§ Exercise objective
Write the entries out again exactly as they stand, but without the pictures.

[Saved entries]
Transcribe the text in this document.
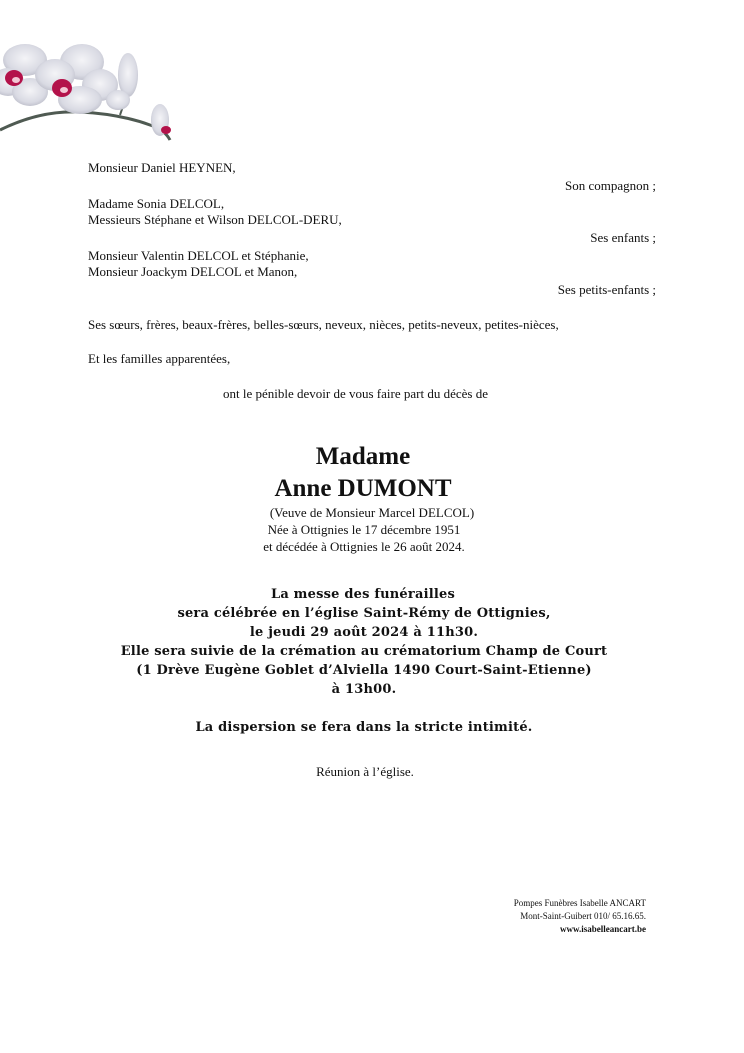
Monsieur Daniel HEYNEN,
Son compagnon ;
Madame Sonia DELCOL,
Messieurs Stéphane et Wilson DELCOL-DERU,
Ses enfants ;
Monsieur Valentin DELCOL et Stéphanie,
Monsieur Joackym DELCOL et Manon,
Ses petits-enfants ;
Ses sœurs, frères, beaux-frères, belles-sœurs, neveux, nièces, petits-neveux, petites-nièces,
Et les familles apparentées,
ont le pénible devoir de vous faire part du décès de
Madame
Anne DUMONT
(Veuve de Monsieur Marcel DELCOL)
Née à Ottignies le 17 décembre 1951
et décédée à Ottignies le 26 août 2024.
La messe des funérailles
sera célébrée en l’église Saint-Rémy de Ottignies,
le jeudi 29 août 2024 à 11h30.
Elle sera suivie de la crémation au crématorium Champ de Court
(1 Drève Eugène Goblet d’Alviella 1490 Court-Saint-Etienne)
à 13h00.
La dispersion se fera dans la stricte intimité.
Réunion à l’église.
Pompes Funèbres Isabelle ANCART
Mont-Saint-Guibert 010/ 65.16.65.
www.isabelleancart.be
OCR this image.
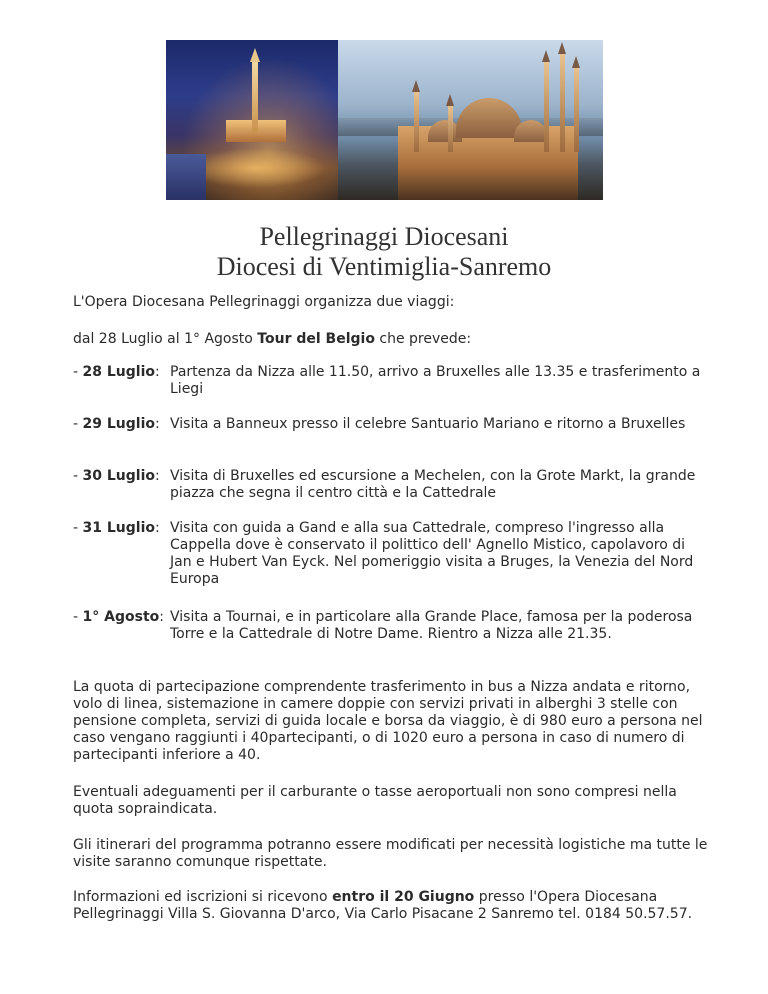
Pellegrinaggi Diocesani
Diocesi di Ventimiglia-Sanremo
L'Opera Diocesana Pellegrinaggi organizza due viaggi:
dal 28 Luglio al 1° Agosto Tour del Belgio che prevede:
- 28 Luglio: Partenza da Nizza alle 11.50, arrivo a Bruxelles alle 13.35 e trasferimento a Liegi
- 29 Luglio: Visita a Banneux presso il celebre Santuario Mariano e ritorno a Bruxelles
- 30 Luglio: Visita di Bruxelles ed escursione a Mechelen, con la Grote Markt, la grande piazza che segna il centro città e la Cattedrale
- 31 Luglio: Visita con guida a Gand e alla sua Cattedrale, compreso l'ingresso alla Cappella dove è conservato il polittico dell' Agnello Mistico, capolavoro di Jan e Hubert Van Eyck. Nel pomeriggio visita a Bruges, la Venezia del Nord Europa
- 1° Agosto: Visita a Tournai, e in particolare alla Grande Place, famosa per la poderosa Torre e la Cattedrale di Notre Dame. Rientro a Nizza alle 21.35.
La quota di partecipazione comprendente trasferimento in bus a Nizza andata e ritorno, volo di linea, sistemazione in camere doppie con servizi privati in alberghi 3 stelle con pensione completa, servizi di guida locale e borsa da viaggio, è di 980 euro a persona nel caso vengano raggiunti i 40partecipanti, o di 1020 euro a persona in caso di numero di partecipanti inferiore a 40.
Eventuali adeguamenti per il carburante o tasse aeroportuali non sono compresi nella quota sopraindicata.
Gli itinerari del programma potranno essere modificati per necessità logistiche ma tutte le visite saranno comunque rispettate.
Informazioni ed iscrizioni si ricevono entro il 20 Giugno presso l'Opera Diocesana Pellegrinaggi Villa S. Giovanna D'arco, Via Carlo Pisacane 2 Sanremo tel. 0184 50.57.57.
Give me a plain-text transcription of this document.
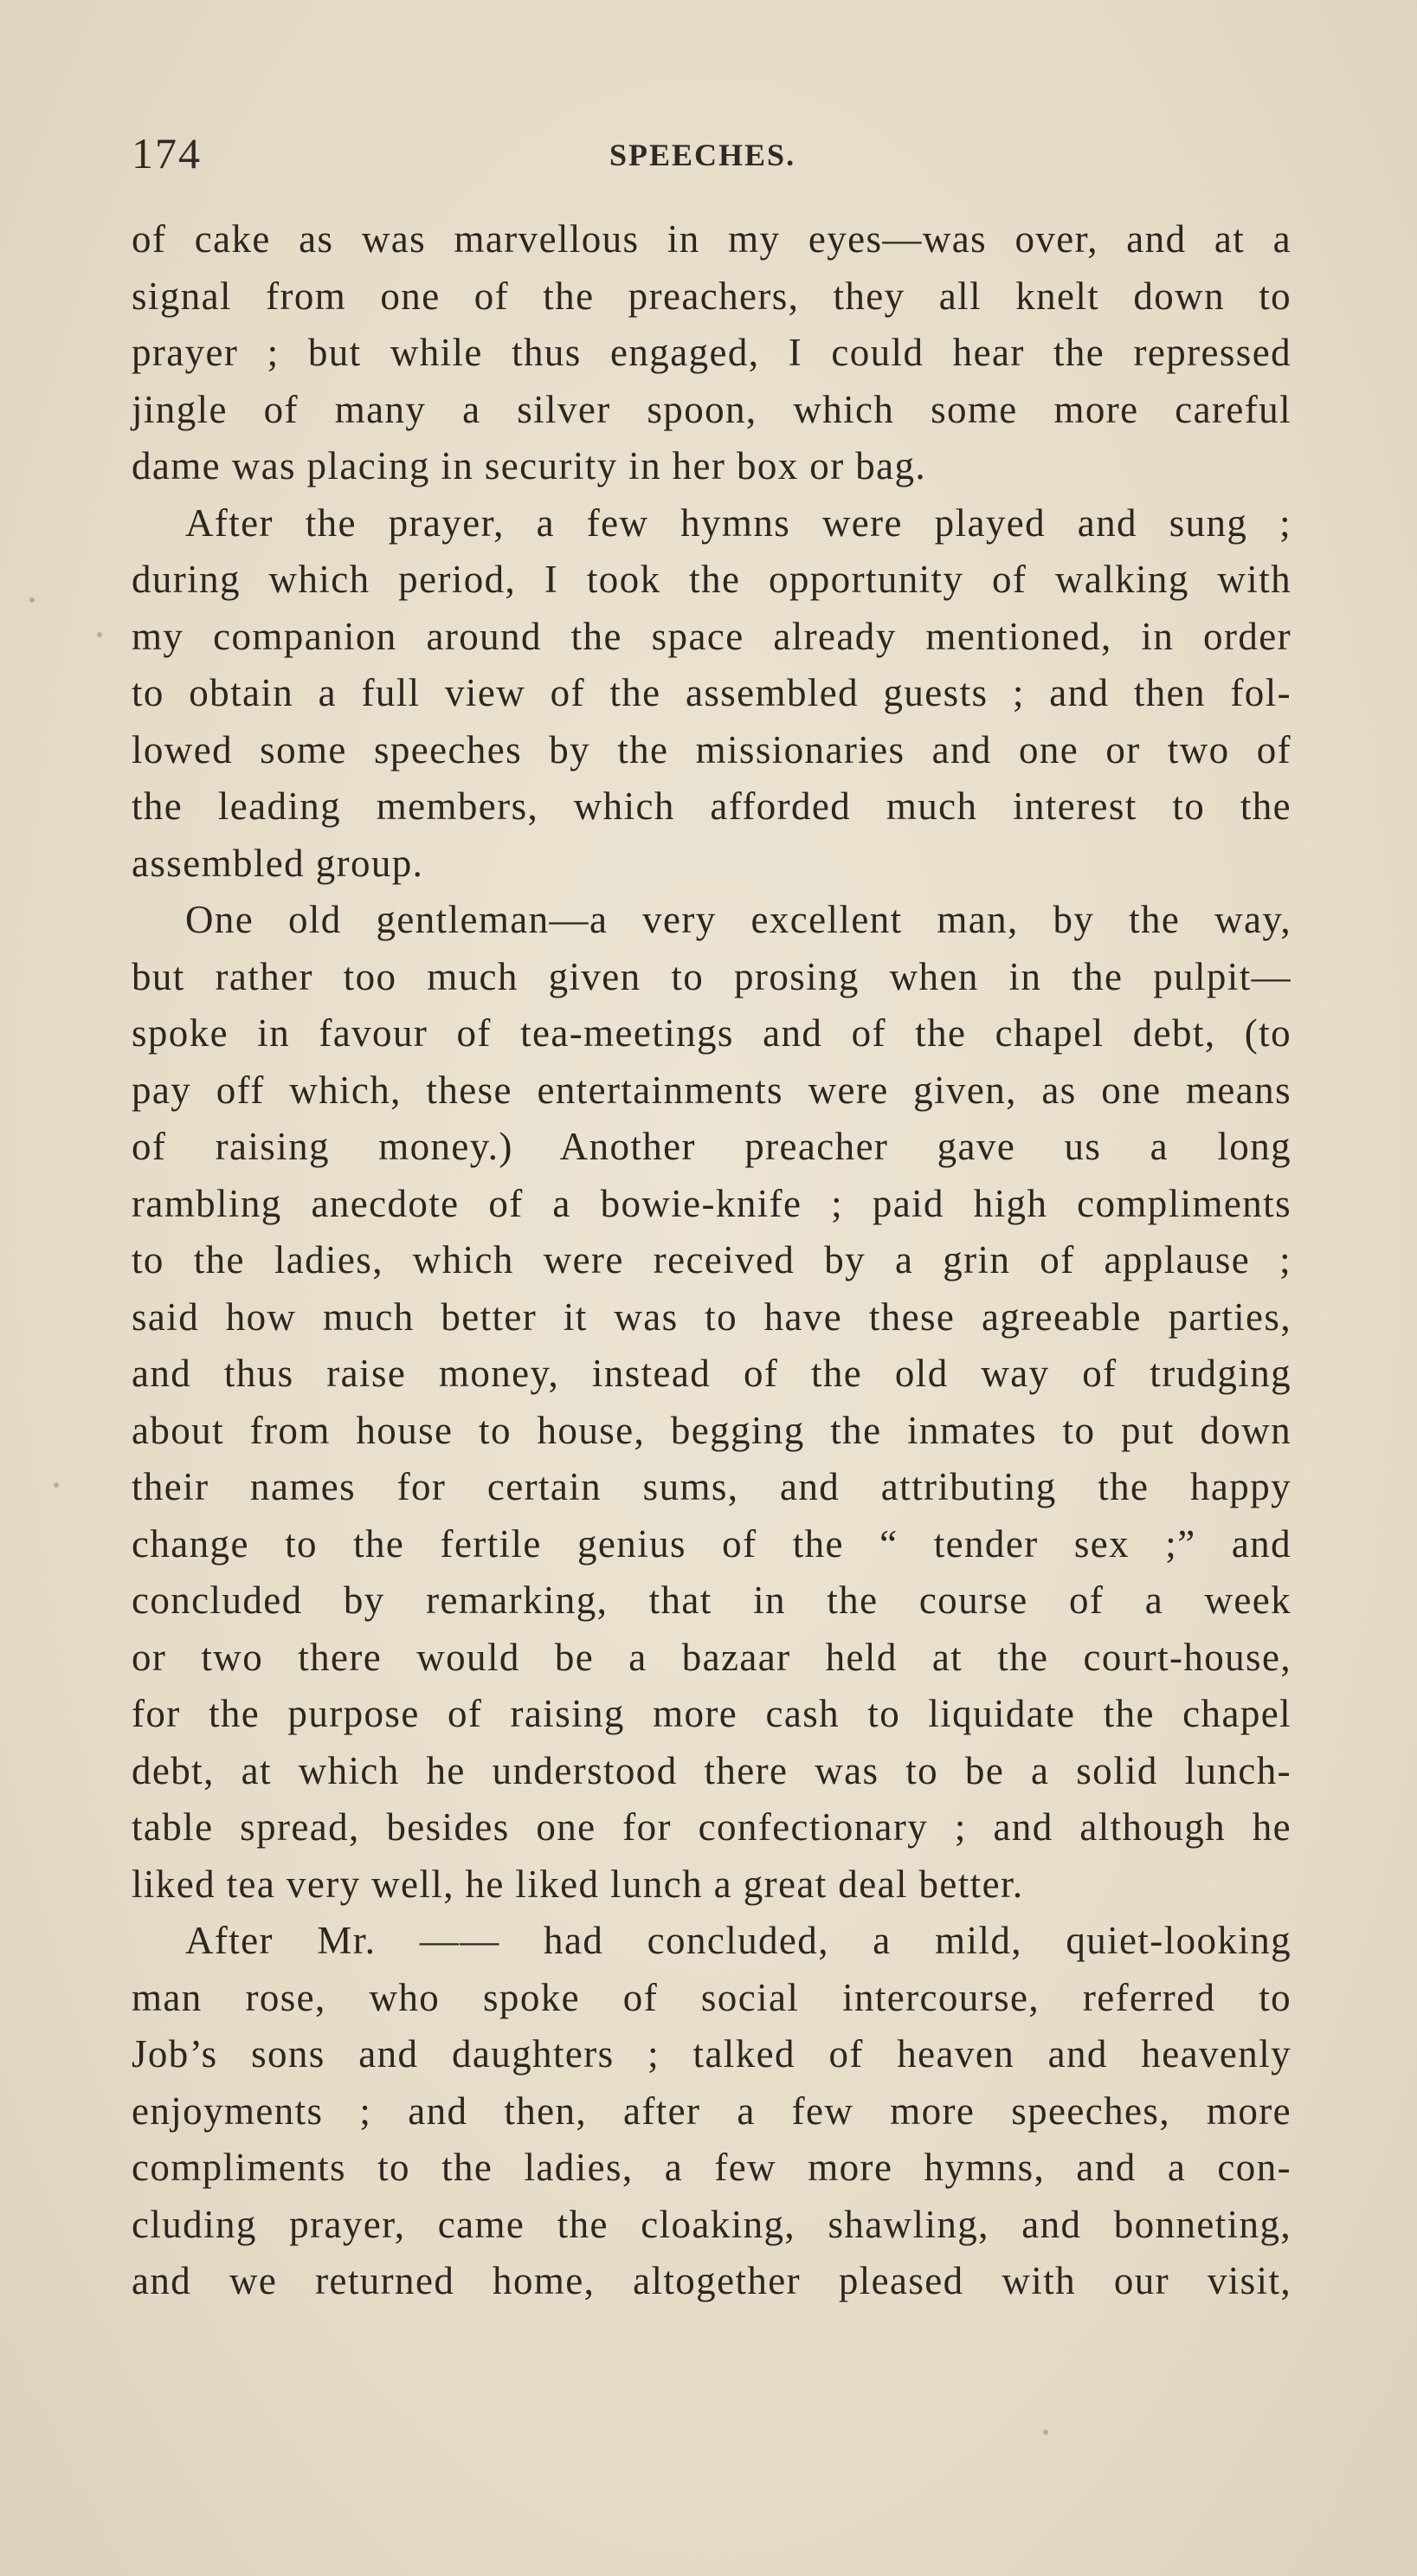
174	SPEECHES.
of cake as was marvellous in my eyes—was over, and at a
signal from one of the preachers, they all knelt down to
prayer ; but while thus engaged, I could hear the repressed
jingle of many a silver spoon, which some more careful
dame was placing in security in her box or bag.
After the prayer, a few hymns were played and sung ;
during which period, I took the opportunity of walking with
my companion around the space already mentioned, in order
to obtain a full view of the assembled guests ; and then fol-
lowed some speeches by the missionaries and one or two of
the leading members, which afforded much interest to the
assembled group.
One old gentleman—a very excellent man, by the way,
but rather too much given to prosing when in the pulpit—
spoke in favour of tea-meetings and of the chapel debt, (to
pay off which, these entertainments were given, as one means
of raising money.) Another preacher gave us a long
rambling anecdote of a bowie-knife ; paid high compliments
to the ladies, which were received by a grin of applause ;
said how much better it was to have these agreeable parties,
and thus raise money, instead of the old way of trudging
about from house to house, begging the inmates to put down
their names for certain sums, and attributing the happy
change to the fertile genius of the “ tender sex ;” and
concluded by remarking, that in the course of a week
or two there would be a bazaar held at the court-house,
for the purpose of raising more cash to liquidate the chapel
debt, at which he understood there was to be a solid lunch-
table spread, besides one for confectionary ; and although he
liked tea very well, he liked lunch a great deal better.
After Mr. —— had concluded, a mild, quiet-looking
man rose, who spoke of social intercourse, referred to
Job’s sons and daughters ; talked of heaven and heavenly
enjoyments ; and then, after a few more speeches, more
compliments to the ladies, a few more hymns, and a con-
cluding prayer, came the cloaking, shawling, and bonneting,
and we returned home, altogether pleased with our visit,
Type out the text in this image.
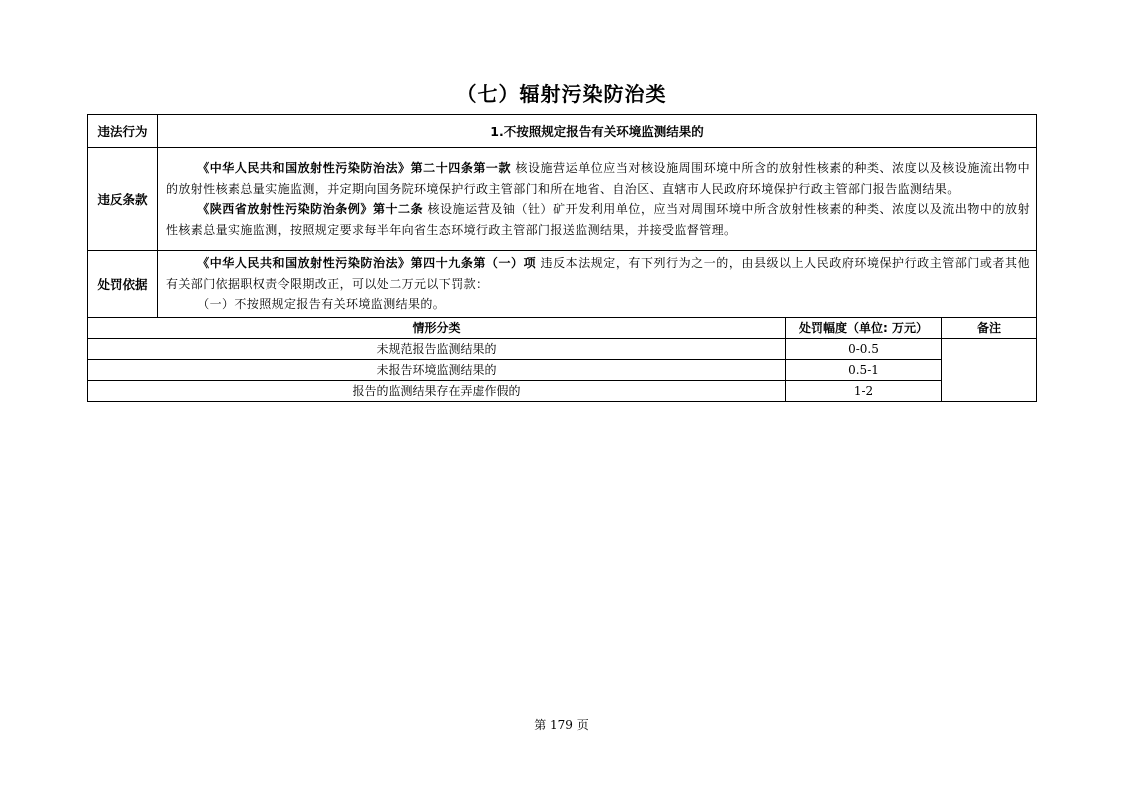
（七）辐射污染防治类
违法行为	1.不按照规定报告有关环境监测结果的		
违反条款	《中华人民共和国放射性污染防治法》第二十四条第一款 核设施营运单位应当对核设施周围环境中所含的放射性核素的种类、浓度以及核设施流出物中的放射性核素总量实施监测，并定期向国务院环境保护行政主管部门和所在地省、自治区、直辖市人民政府环境保护行政主管部门报告监测结果。

《陕西省放射性污染防治条例》第十二条 核设施运营及铀（钍）矿开发利用单位，应当对周围环境中所含放射性核素的种类、浓度以及流出物中的放射性核素总量实施监测，按照规定要求每半年向省生态环境行政主管部门报送监测结果，并接受监督管理。		

处罚依据	《中华人民共和国放射性污染防治法》第四十九条第（一）项 违反本法规定，有下列行为之一的，由县级以上人民政府环境保护行政主管部门或者其他有关部门依据职权责令限期改正，可以处二万元以下罚款：

（一）不按照规定报告有关环境监测结果的。		

情形分类		处罚幅度（单位: 万元）	备注
未规范报告监测结果的		0-0.5	
未报告环境监测结果的		0.5-1	
报告的监测结果存在弄虚作假的		1-2	
第 179 页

§ Expected output
Transcribe the text in this document.
Monsieur Daniel HEYNEN,
Son compagnon ;
Madame Sonia DELCOL,
Messieurs Stéphane et Wilson DELCOL-DERU,
Ses enfants ;
Monsieur Valentin DELCOL et Stéphanie,
Monsieur Joackym DELCOL et Manon,
Ses petits-enfants ;
Ses sœurs, frères, beaux-frères, belles-sœurs, neveux, nièces, petits-neveux, petites-nièces,
Et les familles apparentées,
ont le pénible devoir de vous faire part du décès de
Madame
Anne DUMONT
(Veuve de Monsieur Marcel DELCOL)
Née à Ottignies le 17 décembre 1951
et décédée à Ottignies le 26 août 2024.
La messe des funérailles
sera célébrée en l’église Saint-Rémy de Ottignies,
le jeudi 29 août 2024 à 11h30.
Elle sera suivie de la crémation au crématorium Champ de Court
(1 Drève Eugène Goblet d’Alviella 1490 Court-Saint-Etienne)
à 13h00.
La dispersion se fera dans la stricte intimité.
Réunion à l’église.
Pompes Funèbres Isabelle ANCART
Mont-Saint-Guibert 010/ 65.16.65.
www.isabelleancart.be
OCR this image.
Pellegrinaggi Diocesani
Diocesi di Ventimiglia-Sanremo
L'Opera Diocesana Pellegrinaggi organizza due viaggi:
dal 28 Luglio al 1° Agosto Tour del Belgio che prevede:
- 28 Luglio: Partenza da Nizza alle 11.50, arrivo a Bruxelles alle 13.35 e trasferimento a Liegi
- 29 Luglio: Visita a Banneux presso il celebre Santuario Mariano e ritorno a Bruxelles
- 30 Luglio: Visita di Bruxelles ed escursione a Mechelen, con la Grote Markt, la grande piazza che segna il centro città e la Cattedrale
- 31 Luglio: Visita con guida a Gand e alla sua Cattedrale, compreso l'ingresso alla Cappella dove è conservato il polittico dell' Agnello Mistico, capolavoro di Jan e Hubert Van Eyck. Nel pomeriggio visita a Bruges, la Venezia del Nord Europa
- 1° Agosto: Visita a Tournai, e in particolare alla Grande Place, famosa per la poderosa Torre e la Cattedrale di Notre Dame. Rientro a Nizza alle 21.35.
La quota di partecipazione comprendente trasferimento in bus a Nizza andata e ritorno, volo di linea, sistemazione in camere doppie con servizi privati in alberghi 3 stelle con pensione completa, servizi di guida locale e borsa da viaggio, è di 980 euro a persona nel caso vengano raggiunti i 40partecipanti, o di 1020 euro a persona in caso di numero di partecipanti inferiore a 40.
Eventuali adeguamenti per il carburante o tasse aeroportuali non sono compresi nella quota sopraindicata.
Gli itinerari del programma potranno essere modificati per necessità logistiche ma tutte le visite saranno comunque rispettate.
Informazioni ed iscrizioni si ricevono entro il 20 Giugno presso l'Opera Diocesana Pellegrinaggi Villa S. Giovanna D'arco, Via Carlo Pisacane 2 Sanremo tel. 0184 50.57.57.
Give me a plain-text transcription of this document.
174	SPEECHES.
of cake as was marvellous in my eyes—was over, and at a
signal from one of the preachers, they all knelt down to
prayer ; but while thus engaged, I could hear the repressed
jingle of many a silver spoon, which some more careful
dame was placing in security in her box or bag.
After the prayer, a few hymns were played and sung ;
during which period, I took the opportunity of walking with
my companion around the space already mentioned, in order
to obtain a full view of the assembled guests ; and then fol-
lowed some speeches by the missionaries and one or two of
the leading members, which afforded much interest to the
assembled group.
One old gentleman—a very excellent man, by the way,
but rather too much given to prosing when in the pulpit—
spoke in favour of tea-meetings and of the chapel debt, (to
pay off which, these entertainments were given, as one means
of raising money.) Another preacher gave us a long
rambling anecdote of a bowie-knife ; paid high compliments
to the ladies, which were received by a grin of applause ;
said how much better it was to have these agreeable parties,
and thus raise money, instead of the old way of trudging
about from house to house, begging the inmates to put down
their names for certain sums, and attributing the happy
change to the fertile genius of the “ tender sex ;” and
concluded by remarking, that in the course of a week
or two there would be a bazaar held at the court-house,
for the purpose of raising more cash to liquidate the chapel
debt, at which he understood there was to be a solid lunch-
table spread, besides one for confectionary ; and although he
liked tea very well, he liked lunch a great deal better.
After Mr. —— had concluded, a mild, quiet-looking
man rose, who spoke of social intercourse, referred to
Job’s sons and daughters ; talked of heaven and heavenly
enjoyments ; and then, after a few more speeches, more
compliments to the ladies, a few more hymns, and a con-
cluding prayer, came the cloaking, shawling, and bonneting,
and we returned home, altogether pleased with our visit,
Type out the text in this image.
（七）辐射污染防治类
违法行为	1.不按照规定报告有关环境监测结果的		
违反条款	《中华人民共和国放射性污染防治法》第二十四条第一款 核设施营运单位应当对核设施周围环境中所含的放射性核素的种类、浓度以及核设施流出物中的放射性核素总量实施监测，并定期向国务院环境保护行政主管部门和所在地省、自治区、直辖市人民政府环境保护行政主管部门报告监测结果。

《陕西省放射性污染防治条例》第十二条 核设施运营及铀（钍）矿开发利用单位，应当对周围环境中所含放射性核素的种类、浓度以及流出物中的放射性核素总量实施监测，按照规定要求每半年向省生态环境行政主管部门报送监测结果，并接受监督管理。		

处罚依据	《中华人民共和国放射性污染防治法》第四十九条第（一）项 违反本法规定，有下列行为之一的，由县级以上人民政府环境保护行政主管部门或者其他有关部门依据职权责令限期改正，可以处二万元以下罚款：

（一）不按照规定报告有关环境监测结果的。		

情形分类		处罚幅度（单位: 万元）	备注
未规范报告监测结果的		0-0.5	
未报告环境监测结果的		0.5-1	
报告的监测结果存在弄虚作假的		1-2	
第 179 页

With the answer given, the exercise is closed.